### Request
Copy out every line of the records where the string "DISCHARGED" occurs.

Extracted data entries
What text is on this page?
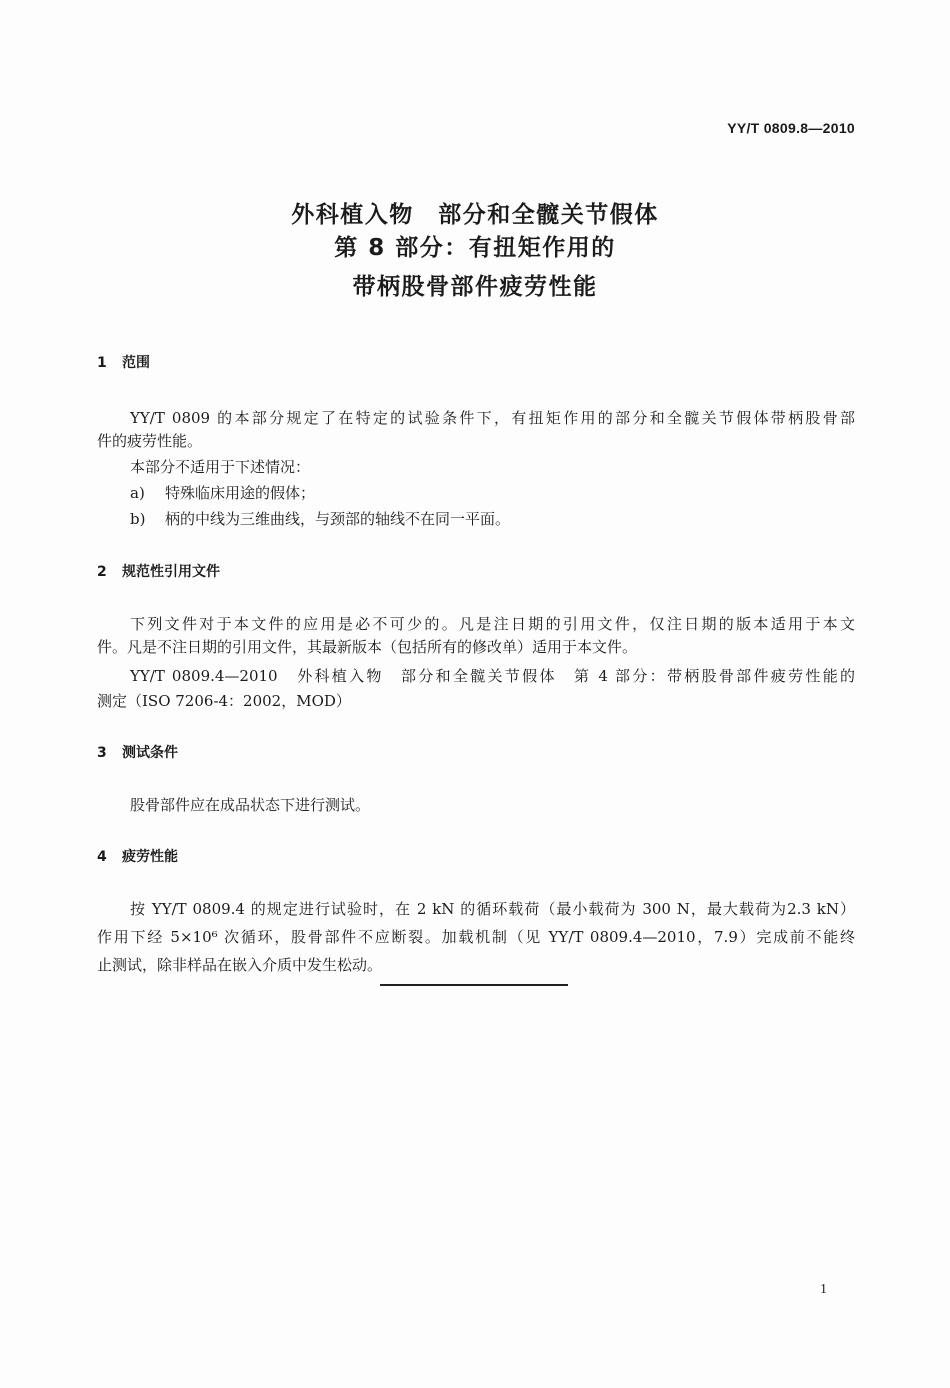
YY/T 0809.8—2010
外科植入物　部分和全髋关节假体
第 8 部分：有扭矩作用的
带柄股骨部件疲劳性能
1 范围
YY/T 0809 的本部分规定了在特定的试验条件下，有扭矩作用的部分和全髋关节假体带柄股骨部
件的疲劳性能。
本部分不适用于下述情况：
a) 特殊临床用途的假体；
b) 柄的中线为三维曲线，与颈部的轴线不在同一平面。
2 规范性引用文件
下列文件对于本文件的应用是必不可少的。凡是注日期的引用文件，仅注日期的版本适用于本文
件。凡是不注日期的引用文件，其最新版本（包括所有的修改单）适用于本文件。
YY/T 0809.4—2010　外科植入物　部分和全髋关节假体　第 4 部分：带柄股骨部件疲劳性能的
测定（ISO 7206-4：2002，MOD）
3 测试条件
股骨部件应在成品状态下进行测试。
4 疲劳性能
按 YY/T 0809.4 的规定进行试验时，在 2 kN 的循环载荷（最小载荷为 300 N，最大载荷为2.3 kN）
作用下经 5×10⁶ 次循环，股骨部件不应断裂。加载机制（见 YY/T 0809.4—2010，7.9）完成前不能终
止测试，除非样品在嵌入介质中发生松动。
1
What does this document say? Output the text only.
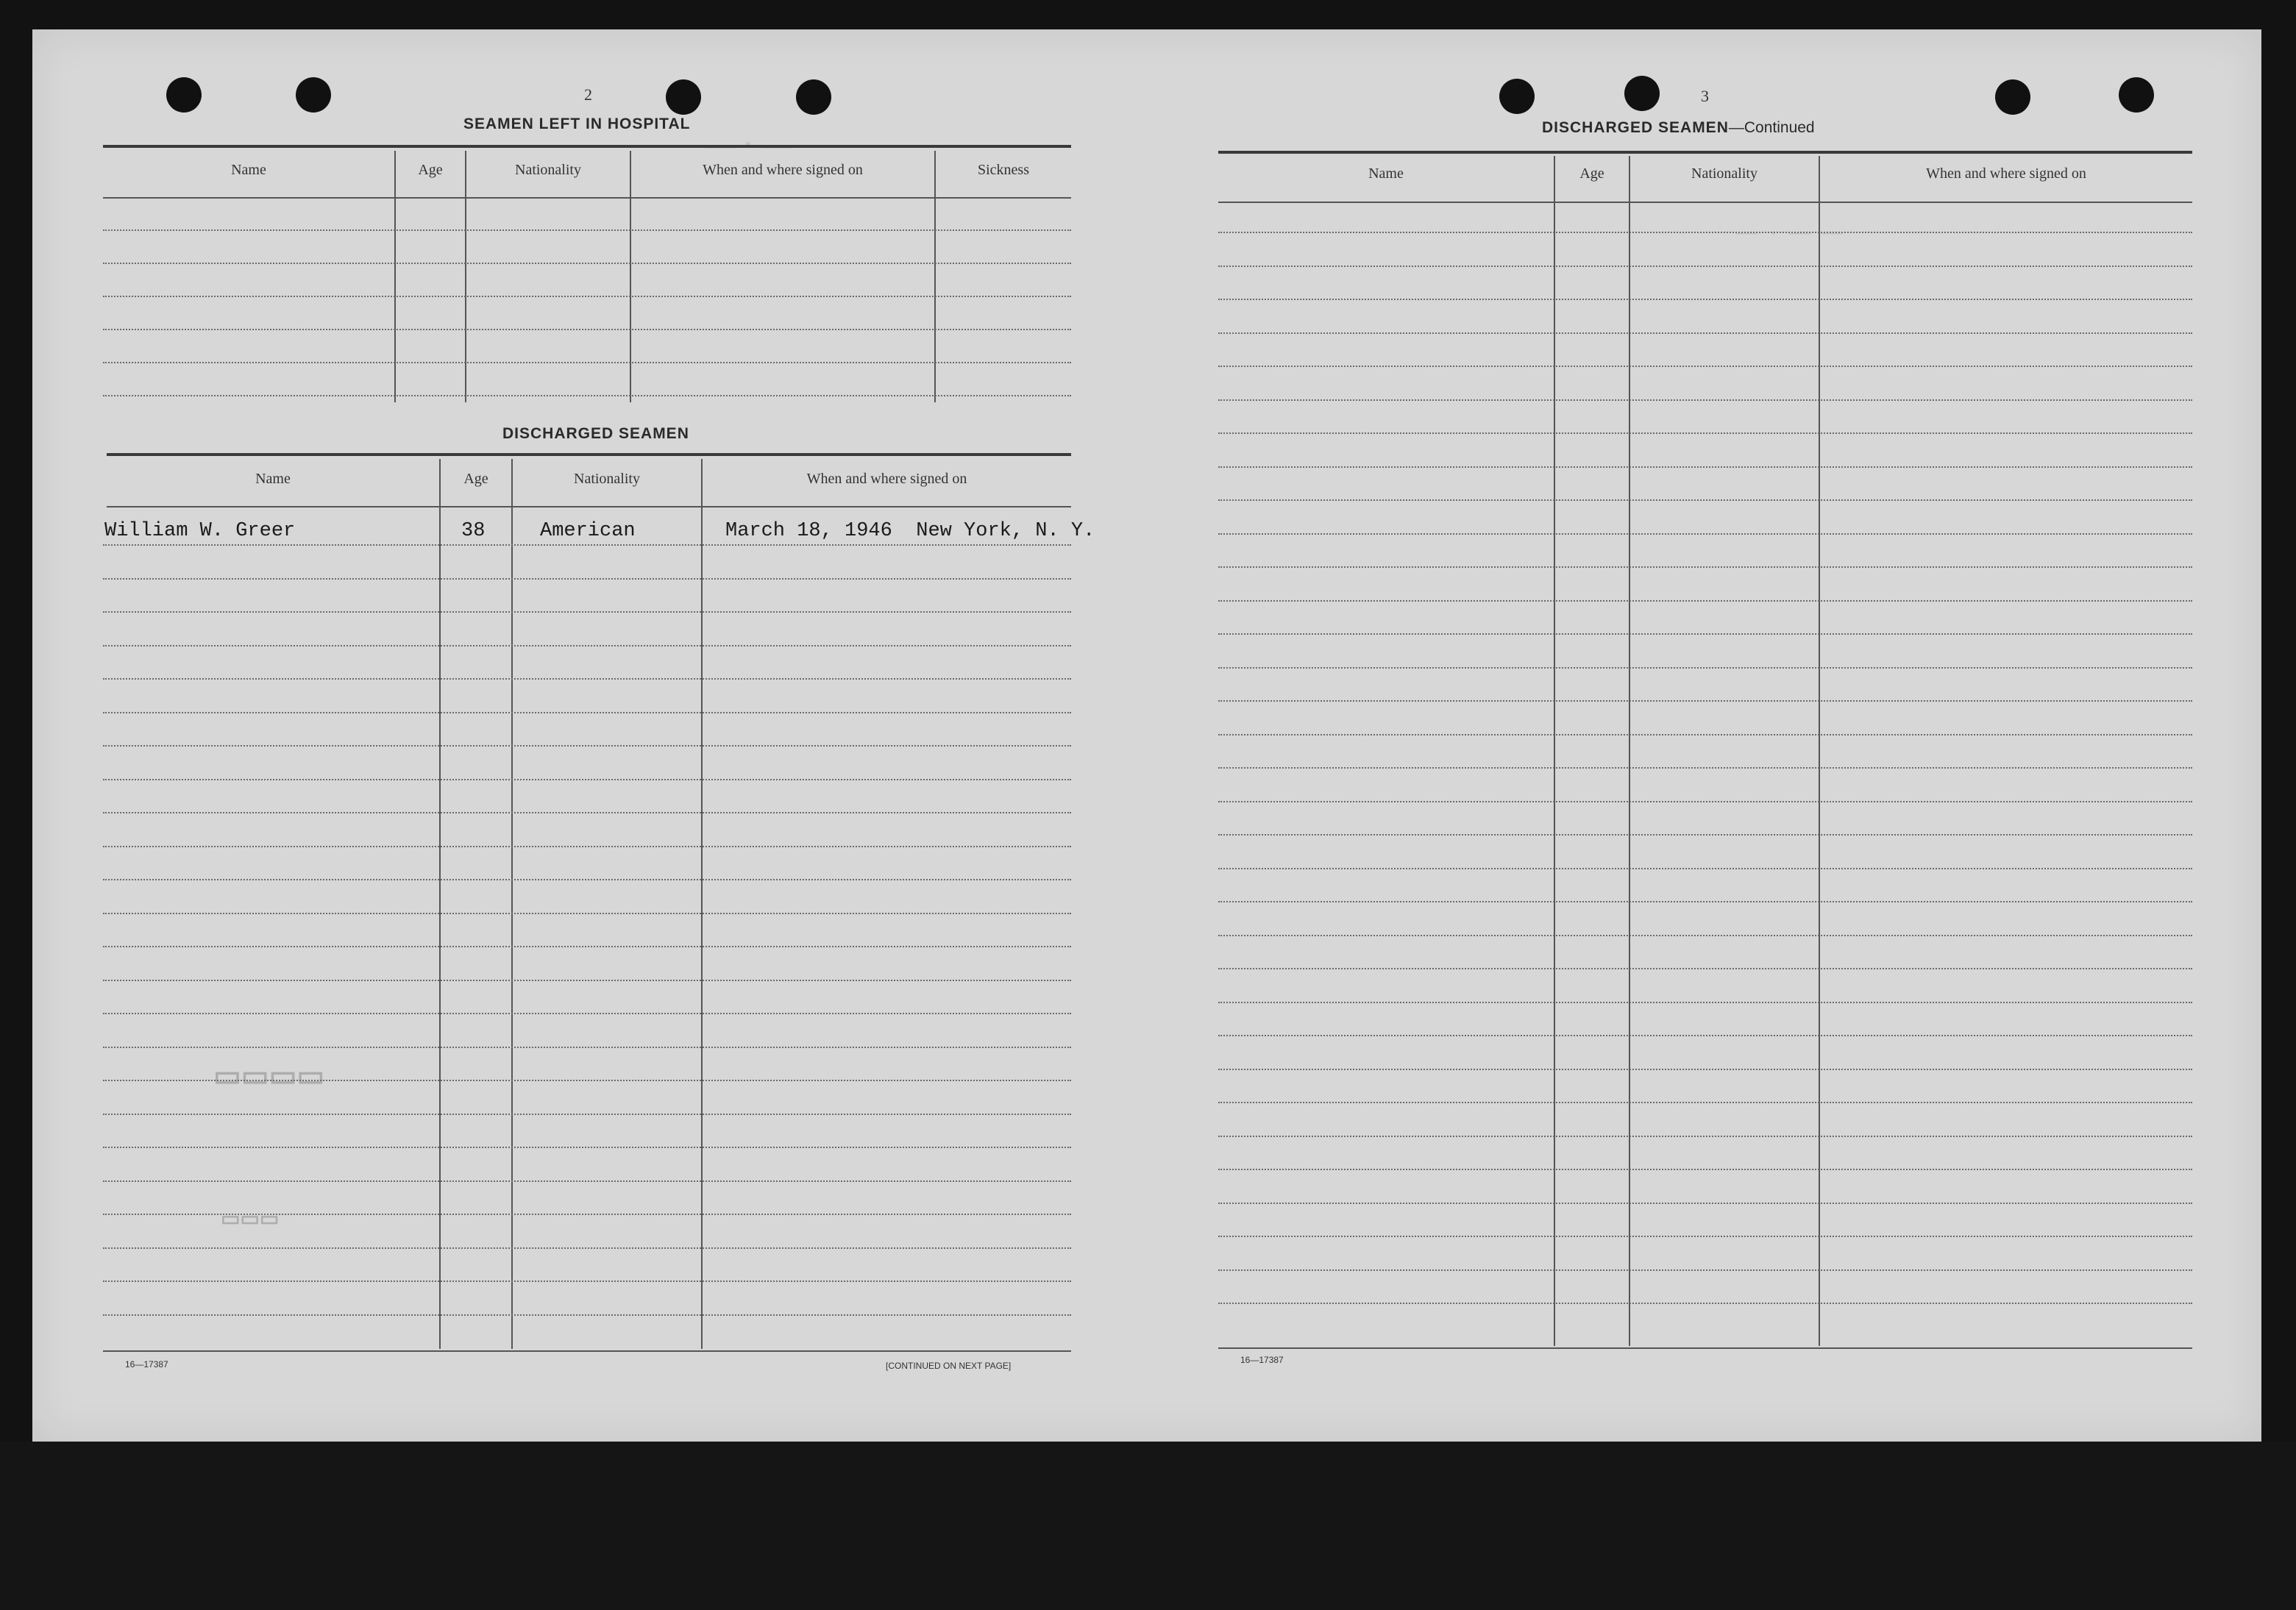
— · —
—— · —— ——
▭▭▭▭
▭▭▭
2
SEAMEN LEFT IN HOSPITAL
Name	Age	Nationality	When and where signed on	Sickness
DISCHARGED SEAMEN
Name	Age	Nationality	When and where signed on
William W. Greer	38	American	March 18, 1946  New York, N. Y.
16—17387	[CONTINUED ON NEXT PAGE]
3
DISCHARGED SEAMEN—Continued
Name	Age	Nationality	When and where signed on
16—17387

### Task answer
DISCHARGED SEAMEN
DISCHARGED SEAMEN—Continued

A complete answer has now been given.